# Supplied data

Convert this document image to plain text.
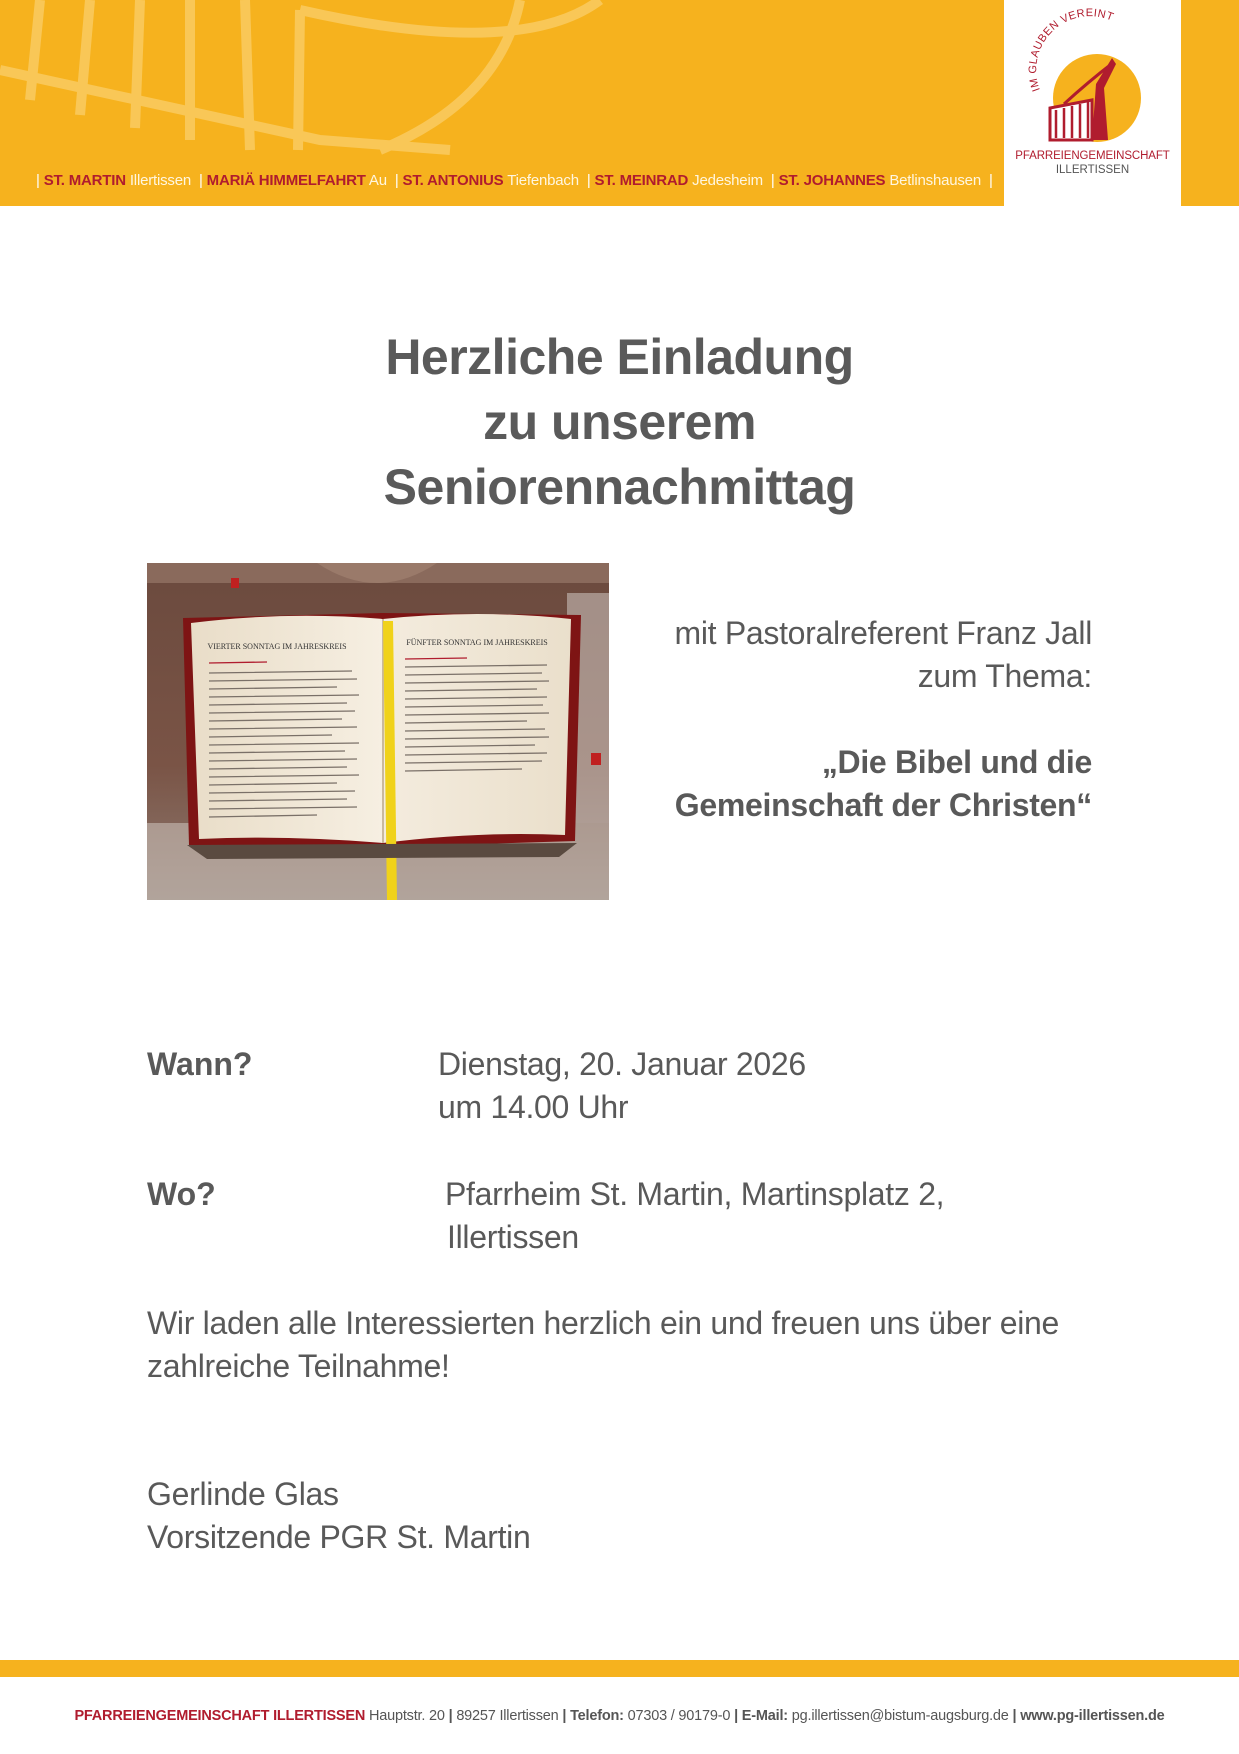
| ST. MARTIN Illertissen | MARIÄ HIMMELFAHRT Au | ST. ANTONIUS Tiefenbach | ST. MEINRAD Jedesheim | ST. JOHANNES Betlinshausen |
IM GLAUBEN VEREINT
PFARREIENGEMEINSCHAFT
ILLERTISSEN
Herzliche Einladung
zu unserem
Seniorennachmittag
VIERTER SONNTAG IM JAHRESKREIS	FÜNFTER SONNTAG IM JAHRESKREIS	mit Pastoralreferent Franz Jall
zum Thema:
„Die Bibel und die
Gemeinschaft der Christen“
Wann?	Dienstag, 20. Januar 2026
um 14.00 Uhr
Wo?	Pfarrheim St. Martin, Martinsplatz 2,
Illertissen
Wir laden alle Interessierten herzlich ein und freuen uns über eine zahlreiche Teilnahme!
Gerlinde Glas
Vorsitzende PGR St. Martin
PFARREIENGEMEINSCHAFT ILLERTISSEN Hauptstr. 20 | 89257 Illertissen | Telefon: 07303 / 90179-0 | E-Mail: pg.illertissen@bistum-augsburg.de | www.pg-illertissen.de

* * *

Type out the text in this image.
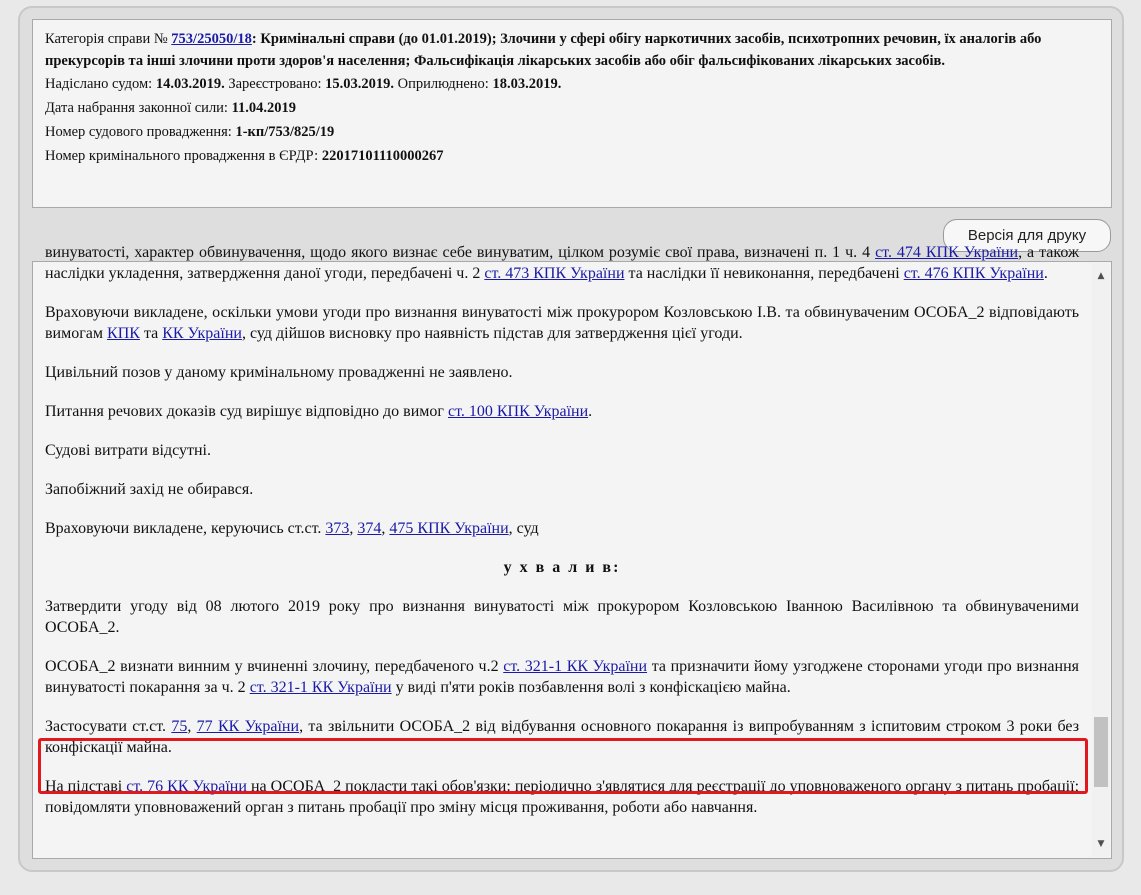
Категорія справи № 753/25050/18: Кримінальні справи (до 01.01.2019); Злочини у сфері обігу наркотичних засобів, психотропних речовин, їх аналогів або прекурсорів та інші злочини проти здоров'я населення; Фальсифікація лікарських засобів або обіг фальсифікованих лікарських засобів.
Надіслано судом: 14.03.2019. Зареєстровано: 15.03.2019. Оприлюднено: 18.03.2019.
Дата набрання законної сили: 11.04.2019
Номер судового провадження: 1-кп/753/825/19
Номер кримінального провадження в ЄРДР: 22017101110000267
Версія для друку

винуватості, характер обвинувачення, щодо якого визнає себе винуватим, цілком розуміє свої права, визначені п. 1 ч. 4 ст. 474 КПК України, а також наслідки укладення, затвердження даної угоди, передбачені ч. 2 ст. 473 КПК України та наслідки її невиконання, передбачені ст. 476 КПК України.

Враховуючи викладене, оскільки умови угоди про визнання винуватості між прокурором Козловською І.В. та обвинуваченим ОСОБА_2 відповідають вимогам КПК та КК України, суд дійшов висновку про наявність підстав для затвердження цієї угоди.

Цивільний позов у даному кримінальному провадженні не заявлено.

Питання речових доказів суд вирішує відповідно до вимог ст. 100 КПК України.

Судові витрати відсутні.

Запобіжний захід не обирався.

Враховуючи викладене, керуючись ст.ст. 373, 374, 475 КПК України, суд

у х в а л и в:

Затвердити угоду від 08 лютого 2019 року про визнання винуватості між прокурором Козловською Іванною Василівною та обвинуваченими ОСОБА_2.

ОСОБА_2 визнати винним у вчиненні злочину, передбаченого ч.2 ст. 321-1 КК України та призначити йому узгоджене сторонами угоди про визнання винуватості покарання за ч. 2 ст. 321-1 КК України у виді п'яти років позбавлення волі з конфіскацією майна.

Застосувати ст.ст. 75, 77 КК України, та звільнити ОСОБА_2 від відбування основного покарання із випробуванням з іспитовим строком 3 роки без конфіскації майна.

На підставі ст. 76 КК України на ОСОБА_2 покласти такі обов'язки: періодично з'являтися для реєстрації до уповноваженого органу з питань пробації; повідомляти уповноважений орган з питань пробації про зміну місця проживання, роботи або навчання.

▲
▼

# What you are asked to do
Isolate each line of the listing above that includes "Враховуючи". Copy it.

# Right answer
Враховуючи викладене, оскільки умови угоди про визнання винуватості між прокурором Козловською І.В. та обвинуваченим ОСОБА_2 відповідають вимогам КПК та КК України, суд дійшов висновку про наявність підстав для затвердження цієї угоди.
Враховуючи викладене, керуючись ст.ст. 373, 374, 475 КПК України, суд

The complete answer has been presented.